▸ **INPUT ROWS**:
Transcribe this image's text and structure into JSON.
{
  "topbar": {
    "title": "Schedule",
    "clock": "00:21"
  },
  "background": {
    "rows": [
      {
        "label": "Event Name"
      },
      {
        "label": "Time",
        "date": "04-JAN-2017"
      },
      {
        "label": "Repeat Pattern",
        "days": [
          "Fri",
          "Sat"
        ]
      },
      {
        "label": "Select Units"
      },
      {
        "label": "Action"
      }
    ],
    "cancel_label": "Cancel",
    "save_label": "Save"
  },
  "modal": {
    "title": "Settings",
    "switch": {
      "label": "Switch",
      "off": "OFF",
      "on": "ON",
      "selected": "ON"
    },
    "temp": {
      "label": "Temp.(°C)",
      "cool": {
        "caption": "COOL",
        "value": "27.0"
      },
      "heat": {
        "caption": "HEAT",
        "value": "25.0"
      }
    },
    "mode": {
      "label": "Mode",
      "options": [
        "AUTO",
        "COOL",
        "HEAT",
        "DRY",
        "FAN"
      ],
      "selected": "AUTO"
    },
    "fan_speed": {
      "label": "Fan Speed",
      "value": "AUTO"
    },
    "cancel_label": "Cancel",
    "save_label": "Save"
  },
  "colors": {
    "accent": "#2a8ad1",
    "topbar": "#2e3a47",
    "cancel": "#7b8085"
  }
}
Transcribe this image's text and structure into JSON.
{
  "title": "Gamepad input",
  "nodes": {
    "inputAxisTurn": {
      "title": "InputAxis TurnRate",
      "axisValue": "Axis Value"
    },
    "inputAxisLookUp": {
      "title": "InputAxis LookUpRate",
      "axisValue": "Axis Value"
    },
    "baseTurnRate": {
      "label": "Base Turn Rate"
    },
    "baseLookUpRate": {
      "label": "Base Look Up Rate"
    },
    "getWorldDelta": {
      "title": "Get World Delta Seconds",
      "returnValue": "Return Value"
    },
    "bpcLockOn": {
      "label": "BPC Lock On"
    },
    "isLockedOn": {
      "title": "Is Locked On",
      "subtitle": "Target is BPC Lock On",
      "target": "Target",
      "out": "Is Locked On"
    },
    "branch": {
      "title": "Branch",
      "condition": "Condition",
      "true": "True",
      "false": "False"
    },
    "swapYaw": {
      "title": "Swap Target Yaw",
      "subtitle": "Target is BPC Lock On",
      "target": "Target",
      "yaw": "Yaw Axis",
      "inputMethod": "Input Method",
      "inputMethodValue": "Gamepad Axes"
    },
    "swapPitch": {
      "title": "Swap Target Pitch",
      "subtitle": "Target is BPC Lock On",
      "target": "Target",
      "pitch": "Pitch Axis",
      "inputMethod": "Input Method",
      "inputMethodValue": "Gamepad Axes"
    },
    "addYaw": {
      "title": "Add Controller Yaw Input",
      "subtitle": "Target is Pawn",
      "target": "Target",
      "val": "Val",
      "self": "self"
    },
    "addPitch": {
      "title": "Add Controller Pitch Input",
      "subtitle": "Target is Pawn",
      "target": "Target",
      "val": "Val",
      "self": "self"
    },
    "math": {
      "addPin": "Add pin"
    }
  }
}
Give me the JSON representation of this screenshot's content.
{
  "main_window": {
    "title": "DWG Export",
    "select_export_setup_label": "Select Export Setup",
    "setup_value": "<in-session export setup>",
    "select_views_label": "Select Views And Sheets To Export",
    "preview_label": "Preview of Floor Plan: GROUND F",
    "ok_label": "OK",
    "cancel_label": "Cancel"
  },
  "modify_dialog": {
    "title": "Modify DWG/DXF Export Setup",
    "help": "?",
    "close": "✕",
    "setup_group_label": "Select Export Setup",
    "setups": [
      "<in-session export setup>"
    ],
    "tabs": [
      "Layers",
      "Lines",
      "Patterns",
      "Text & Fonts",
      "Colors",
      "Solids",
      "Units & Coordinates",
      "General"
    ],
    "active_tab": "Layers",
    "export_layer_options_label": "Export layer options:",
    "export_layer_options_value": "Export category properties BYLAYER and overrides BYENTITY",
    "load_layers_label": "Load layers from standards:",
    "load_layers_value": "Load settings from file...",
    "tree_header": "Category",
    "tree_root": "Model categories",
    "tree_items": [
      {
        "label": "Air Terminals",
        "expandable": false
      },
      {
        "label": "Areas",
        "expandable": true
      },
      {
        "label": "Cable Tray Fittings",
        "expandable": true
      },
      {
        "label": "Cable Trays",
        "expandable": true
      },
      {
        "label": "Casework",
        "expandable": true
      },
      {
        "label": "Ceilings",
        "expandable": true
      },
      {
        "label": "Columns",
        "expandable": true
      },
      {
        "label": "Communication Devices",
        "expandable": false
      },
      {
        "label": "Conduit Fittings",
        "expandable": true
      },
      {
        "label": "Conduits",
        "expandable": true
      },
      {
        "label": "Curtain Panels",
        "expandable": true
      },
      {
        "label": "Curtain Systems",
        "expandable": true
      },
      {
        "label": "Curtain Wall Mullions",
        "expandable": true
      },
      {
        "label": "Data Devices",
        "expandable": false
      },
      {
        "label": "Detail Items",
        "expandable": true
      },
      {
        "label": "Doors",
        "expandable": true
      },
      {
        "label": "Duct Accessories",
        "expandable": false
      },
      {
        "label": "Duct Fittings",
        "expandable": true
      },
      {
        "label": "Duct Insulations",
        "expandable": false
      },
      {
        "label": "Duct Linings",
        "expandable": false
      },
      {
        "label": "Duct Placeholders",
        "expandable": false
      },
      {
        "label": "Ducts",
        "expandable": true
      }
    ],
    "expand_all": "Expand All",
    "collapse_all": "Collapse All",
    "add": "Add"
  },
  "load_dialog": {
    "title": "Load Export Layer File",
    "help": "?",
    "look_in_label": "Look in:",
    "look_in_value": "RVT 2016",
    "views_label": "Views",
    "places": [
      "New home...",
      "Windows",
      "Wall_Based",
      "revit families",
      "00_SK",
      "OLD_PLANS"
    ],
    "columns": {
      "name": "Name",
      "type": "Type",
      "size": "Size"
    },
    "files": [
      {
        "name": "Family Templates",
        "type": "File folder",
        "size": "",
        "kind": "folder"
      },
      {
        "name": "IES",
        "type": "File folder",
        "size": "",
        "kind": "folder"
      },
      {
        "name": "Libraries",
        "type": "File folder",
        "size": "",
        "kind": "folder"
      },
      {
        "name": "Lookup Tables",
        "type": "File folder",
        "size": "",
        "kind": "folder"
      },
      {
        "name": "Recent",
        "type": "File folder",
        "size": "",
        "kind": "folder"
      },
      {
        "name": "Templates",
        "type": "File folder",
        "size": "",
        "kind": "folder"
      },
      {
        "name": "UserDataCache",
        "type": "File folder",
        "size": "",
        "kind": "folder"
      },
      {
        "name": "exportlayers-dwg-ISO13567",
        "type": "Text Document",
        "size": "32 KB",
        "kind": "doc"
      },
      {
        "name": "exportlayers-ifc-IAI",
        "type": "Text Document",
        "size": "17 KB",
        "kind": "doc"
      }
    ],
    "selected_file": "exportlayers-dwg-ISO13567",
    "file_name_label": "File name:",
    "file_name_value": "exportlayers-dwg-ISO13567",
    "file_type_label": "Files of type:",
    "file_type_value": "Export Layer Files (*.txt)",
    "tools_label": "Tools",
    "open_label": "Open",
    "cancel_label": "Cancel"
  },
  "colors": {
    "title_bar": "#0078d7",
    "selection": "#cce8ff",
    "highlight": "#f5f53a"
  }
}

▸ **THE PROBLEM**:
Search the data for "exportlayers". Copy every line that has it.

▸ **EXERCISE SOLUTION**:
        "name": "exportlayers-dwg-ISO13567",
        "name": "exportlayers-ifc-IAI",
    "selected_file": "exportlayers-dwg-ISO13567",
    "file_name_value": "exportlayers-dwg-ISO13567",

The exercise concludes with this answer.